Every record should be repeated exactly, except that pictures are left out.

───── Input data

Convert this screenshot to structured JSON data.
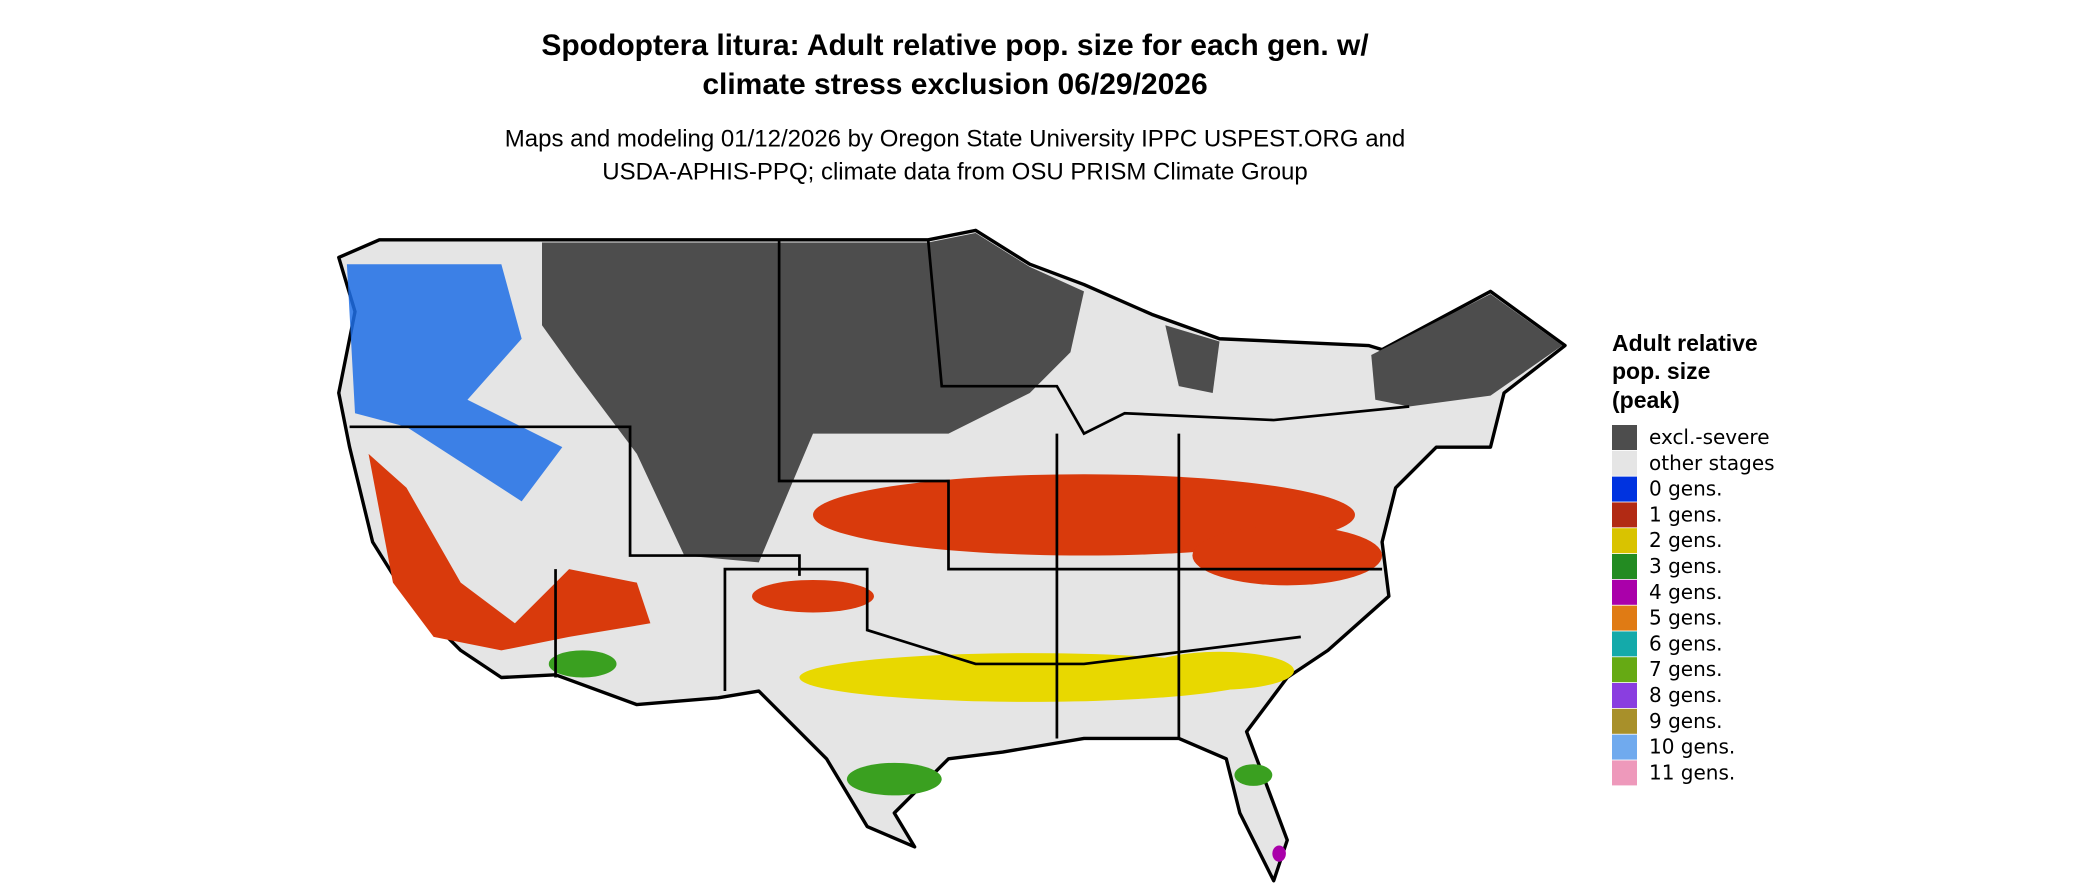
{
  "header": {
    "title_lines": [
      "Spodoptera litura: Adult relative pop. size for each gen. w/",
      "climate stress exclusion 06/29/2026"
    ],
    "subtitle_lines": [
      "Maps and modeling 01/12/2026 by Oregon State University IPPC USPEST.ORG and",
      "USDA-APHIS-PPQ; climate data from OSU PRISM Climate Group"
    ]
  },
  "legend": {
    "title_lines": [
      "Adult relative",
      "pop. size",
      "(peak)"
    ],
    "items": [
      {
        "label": "excl.-severe",
        "color": "#4d4d4d"
      },
      {
        "label": "other stages",
        "color": "#e5e5e5"
      },
      {
        "label": "0 gens.",
        "color": "#0033e0"
      },
      {
        "label": "1 gens.",
        "color": "#b22a14"
      },
      {
        "label": "2 gens.",
        "color": "#d9c300"
      },
      {
        "label": "3 gens.",
        "color": "#238b22"
      },
      {
        "label": "4 gens.",
        "color": "#aa00aa"
      },
      {
        "label": "5 gens.",
        "color": "#e07b14"
      },
      {
        "label": "6 gens.",
        "color": "#14aaaa"
      },
      {
        "label": "7 gens.",
        "color": "#66aa14"
      },
      {
        "label": "8 gens.",
        "color": "#8a3ee0"
      },
      {
        "label": "9 gens.",
        "color": "#a8902a"
      },
      {
        "label": "10 gens.",
        "color": "#70aaee"
      },
      {
        "label": "11 gens.",
        "color": "#ee99bb"
      }
    ]
  }
}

──────────

(Solved exercise)
Convert this screenshot to structured JSON data.
{
  "header": {
    "title_lines": [
      "Spodoptera litura: Adult relative pop. size for each gen. w/",
      "climate stress exclusion 06/29/2026"
    ],
    "subtitle_lines": [
      "Maps and modeling 01/12/2026 by Oregon State University IPPC USPEST.ORG and",
      "USDA-APHIS-PPQ; climate data from OSU PRISM Climate Group"
    ]
  },
  "legend": {
    "title_lines": [
      "Adult relative",
      "pop. size",
      "(peak)"
    ],
    "items": [
      {
        "label": "excl.-severe",
        "color": "#4d4d4d"
      },
      {
        "label": "other stages",
        "color": "#e5e5e5"
      },
      {
        "label": "0 gens.",
        "color": "#0033e0"
      },
      {
        "label": "1 gens.",
        "color": "#b22a14"
      },
      {
        "label": "2 gens.",
        "color": "#d9c300"
      },
      {
        "label": "3 gens.",
        "color": "#238b22"
      },
      {
        "label": "4 gens.",
        "color": "#aa00aa"
      },
      {
        "label": "5 gens.",
        "color": "#e07b14"
      },
      {
        "label": "6 gens.",
        "color": "#14aaaa"
      },
      {
        "label": "7 gens.",
        "color": "#66aa14"
      },
      {
        "label": "8 gens.",
        "color": "#8a3ee0"
      },
      {
        "label": "9 gens.",
        "color": "#a8902a"
      },
      {
        "label": "10 gens.",
        "color": "#70aaee"
      },
      {
        "label": "11 gens.",
        "color": "#ee99bb"
      }
    ]
  }
}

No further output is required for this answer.